Write out each line from the data below that includes the word "Ersatzteile".

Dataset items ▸
•••
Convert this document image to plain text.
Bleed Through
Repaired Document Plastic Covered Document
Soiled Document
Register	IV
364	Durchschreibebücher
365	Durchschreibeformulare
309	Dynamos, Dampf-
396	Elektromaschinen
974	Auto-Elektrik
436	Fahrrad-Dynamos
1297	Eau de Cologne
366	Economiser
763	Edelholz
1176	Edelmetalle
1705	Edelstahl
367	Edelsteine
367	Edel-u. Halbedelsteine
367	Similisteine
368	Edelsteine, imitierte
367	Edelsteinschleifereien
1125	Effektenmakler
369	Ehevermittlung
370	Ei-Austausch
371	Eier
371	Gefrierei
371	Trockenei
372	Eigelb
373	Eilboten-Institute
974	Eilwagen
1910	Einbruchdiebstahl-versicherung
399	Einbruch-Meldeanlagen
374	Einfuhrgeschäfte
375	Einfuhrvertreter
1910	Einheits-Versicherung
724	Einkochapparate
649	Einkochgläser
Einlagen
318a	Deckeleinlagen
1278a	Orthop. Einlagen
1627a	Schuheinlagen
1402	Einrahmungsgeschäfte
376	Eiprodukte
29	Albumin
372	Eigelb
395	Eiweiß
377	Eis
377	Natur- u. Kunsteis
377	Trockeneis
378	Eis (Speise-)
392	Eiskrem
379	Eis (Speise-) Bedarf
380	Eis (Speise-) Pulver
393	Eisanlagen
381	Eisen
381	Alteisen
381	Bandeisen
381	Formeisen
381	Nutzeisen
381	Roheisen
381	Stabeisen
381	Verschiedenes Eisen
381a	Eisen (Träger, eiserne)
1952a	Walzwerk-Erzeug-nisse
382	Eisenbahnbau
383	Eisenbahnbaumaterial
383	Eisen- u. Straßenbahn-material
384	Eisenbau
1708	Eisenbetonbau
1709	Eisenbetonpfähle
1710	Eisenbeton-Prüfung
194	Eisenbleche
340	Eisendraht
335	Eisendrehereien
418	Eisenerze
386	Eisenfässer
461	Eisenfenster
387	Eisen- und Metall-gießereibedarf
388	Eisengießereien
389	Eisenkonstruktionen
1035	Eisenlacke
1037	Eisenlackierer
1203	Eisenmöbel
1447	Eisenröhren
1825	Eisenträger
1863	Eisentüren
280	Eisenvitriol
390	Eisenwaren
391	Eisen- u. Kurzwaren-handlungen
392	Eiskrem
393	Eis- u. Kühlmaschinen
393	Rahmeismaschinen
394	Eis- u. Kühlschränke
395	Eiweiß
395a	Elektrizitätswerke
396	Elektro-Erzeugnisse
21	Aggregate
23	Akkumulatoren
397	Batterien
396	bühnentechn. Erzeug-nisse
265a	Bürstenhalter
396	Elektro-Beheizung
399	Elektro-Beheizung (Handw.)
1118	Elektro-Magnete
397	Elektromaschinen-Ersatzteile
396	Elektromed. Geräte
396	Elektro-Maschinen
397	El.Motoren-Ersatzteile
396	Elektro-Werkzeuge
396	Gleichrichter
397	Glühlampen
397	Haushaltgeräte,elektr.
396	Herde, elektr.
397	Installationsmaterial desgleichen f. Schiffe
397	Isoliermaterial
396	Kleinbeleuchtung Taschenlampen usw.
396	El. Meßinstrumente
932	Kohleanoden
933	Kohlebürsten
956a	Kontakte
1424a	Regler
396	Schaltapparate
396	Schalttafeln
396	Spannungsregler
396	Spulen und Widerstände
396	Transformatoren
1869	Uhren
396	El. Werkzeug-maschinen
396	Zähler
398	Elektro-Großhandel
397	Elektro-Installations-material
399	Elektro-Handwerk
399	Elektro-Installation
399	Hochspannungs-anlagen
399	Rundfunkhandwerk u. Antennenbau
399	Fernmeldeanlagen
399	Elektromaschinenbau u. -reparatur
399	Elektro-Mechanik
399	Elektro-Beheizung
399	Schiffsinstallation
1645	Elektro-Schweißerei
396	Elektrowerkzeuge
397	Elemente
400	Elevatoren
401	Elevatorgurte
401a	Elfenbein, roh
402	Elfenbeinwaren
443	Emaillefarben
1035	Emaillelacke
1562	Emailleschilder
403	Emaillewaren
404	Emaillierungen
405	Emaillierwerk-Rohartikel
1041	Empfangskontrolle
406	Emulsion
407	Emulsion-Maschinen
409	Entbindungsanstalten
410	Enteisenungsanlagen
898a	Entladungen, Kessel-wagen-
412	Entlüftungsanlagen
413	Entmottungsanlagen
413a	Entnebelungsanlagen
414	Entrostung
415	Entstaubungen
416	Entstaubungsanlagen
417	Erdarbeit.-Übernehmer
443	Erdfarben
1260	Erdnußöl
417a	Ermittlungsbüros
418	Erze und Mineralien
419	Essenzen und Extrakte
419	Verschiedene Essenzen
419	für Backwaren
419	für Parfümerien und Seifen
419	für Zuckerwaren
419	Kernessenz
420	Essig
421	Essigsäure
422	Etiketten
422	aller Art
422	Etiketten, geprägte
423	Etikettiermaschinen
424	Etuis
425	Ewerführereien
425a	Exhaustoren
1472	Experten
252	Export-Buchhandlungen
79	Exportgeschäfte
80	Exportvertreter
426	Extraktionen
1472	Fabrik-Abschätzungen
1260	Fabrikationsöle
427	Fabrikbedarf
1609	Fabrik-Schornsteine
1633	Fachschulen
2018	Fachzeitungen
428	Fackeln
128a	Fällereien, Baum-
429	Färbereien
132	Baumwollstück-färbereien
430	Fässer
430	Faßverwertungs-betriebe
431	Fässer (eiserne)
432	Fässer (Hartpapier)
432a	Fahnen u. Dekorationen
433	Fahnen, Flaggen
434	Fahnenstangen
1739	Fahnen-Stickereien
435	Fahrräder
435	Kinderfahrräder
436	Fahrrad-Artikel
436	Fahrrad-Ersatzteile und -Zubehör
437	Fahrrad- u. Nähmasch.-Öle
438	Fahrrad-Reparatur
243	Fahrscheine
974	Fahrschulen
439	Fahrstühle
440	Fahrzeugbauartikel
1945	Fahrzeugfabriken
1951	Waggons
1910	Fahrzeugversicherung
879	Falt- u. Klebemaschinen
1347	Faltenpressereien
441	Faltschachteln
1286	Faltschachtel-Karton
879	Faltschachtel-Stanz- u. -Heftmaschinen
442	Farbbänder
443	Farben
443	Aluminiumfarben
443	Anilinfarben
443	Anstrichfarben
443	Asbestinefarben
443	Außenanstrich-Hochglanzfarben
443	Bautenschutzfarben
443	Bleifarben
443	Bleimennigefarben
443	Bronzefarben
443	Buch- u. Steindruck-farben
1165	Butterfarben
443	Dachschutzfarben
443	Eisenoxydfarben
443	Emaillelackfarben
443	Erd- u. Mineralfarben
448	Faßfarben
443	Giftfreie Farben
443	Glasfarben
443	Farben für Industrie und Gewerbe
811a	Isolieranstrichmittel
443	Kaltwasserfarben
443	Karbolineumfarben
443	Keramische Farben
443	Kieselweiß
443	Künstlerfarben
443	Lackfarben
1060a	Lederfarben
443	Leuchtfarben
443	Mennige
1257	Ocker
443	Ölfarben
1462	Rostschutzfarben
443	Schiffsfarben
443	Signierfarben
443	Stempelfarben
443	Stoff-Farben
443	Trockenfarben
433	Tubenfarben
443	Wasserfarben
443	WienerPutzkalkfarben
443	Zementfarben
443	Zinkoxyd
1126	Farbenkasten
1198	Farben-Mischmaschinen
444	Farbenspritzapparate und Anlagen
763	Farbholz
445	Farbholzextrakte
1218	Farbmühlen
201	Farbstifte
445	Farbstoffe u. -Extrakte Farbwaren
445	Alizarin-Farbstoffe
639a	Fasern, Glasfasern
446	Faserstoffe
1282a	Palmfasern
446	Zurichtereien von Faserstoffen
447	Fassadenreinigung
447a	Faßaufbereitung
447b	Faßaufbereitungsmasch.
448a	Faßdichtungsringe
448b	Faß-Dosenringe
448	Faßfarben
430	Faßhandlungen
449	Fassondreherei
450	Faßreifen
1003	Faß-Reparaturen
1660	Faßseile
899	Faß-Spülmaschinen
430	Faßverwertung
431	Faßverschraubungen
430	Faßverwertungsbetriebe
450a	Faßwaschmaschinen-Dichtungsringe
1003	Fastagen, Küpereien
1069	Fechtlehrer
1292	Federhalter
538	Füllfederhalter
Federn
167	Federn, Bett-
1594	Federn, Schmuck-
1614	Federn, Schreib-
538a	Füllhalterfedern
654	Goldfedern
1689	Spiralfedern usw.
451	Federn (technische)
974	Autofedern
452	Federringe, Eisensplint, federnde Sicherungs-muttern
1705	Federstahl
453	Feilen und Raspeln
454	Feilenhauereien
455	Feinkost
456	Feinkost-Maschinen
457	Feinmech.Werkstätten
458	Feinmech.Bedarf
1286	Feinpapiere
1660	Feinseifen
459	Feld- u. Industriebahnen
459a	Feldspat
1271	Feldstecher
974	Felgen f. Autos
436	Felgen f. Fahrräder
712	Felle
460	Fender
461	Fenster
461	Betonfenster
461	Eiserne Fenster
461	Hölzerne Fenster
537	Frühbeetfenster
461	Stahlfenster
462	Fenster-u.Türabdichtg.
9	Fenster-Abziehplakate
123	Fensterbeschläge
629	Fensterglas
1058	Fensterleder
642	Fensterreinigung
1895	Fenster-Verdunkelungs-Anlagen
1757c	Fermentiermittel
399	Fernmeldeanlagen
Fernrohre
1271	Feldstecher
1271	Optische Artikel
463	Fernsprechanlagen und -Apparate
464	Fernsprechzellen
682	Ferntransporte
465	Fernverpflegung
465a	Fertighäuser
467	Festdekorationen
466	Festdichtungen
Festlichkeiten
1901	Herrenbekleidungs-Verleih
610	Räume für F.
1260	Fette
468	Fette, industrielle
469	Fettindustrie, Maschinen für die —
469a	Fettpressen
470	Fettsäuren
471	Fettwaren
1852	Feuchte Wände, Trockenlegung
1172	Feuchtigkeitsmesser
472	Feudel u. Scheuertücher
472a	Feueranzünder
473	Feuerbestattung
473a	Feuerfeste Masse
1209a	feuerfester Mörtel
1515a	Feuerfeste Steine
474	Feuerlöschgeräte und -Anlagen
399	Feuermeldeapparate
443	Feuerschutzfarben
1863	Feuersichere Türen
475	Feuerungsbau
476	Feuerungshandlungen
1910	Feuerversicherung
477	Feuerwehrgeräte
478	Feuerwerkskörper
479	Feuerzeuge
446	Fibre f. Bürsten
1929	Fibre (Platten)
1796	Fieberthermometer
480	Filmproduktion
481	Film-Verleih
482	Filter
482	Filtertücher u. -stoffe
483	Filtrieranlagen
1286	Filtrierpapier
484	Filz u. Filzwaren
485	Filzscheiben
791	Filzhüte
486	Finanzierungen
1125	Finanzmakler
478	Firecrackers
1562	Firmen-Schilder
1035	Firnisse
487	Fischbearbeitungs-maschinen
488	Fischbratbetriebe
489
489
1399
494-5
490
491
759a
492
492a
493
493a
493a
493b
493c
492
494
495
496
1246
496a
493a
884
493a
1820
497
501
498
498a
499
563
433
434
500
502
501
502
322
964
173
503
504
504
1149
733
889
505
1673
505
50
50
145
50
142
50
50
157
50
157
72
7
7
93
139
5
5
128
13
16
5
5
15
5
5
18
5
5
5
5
•••
Written response ▸
397	Elektromaschinen-Ersatzteile
397	El.Motoren-Ersatzteile
436	Fahrrad-Ersatzteile und -Zubehör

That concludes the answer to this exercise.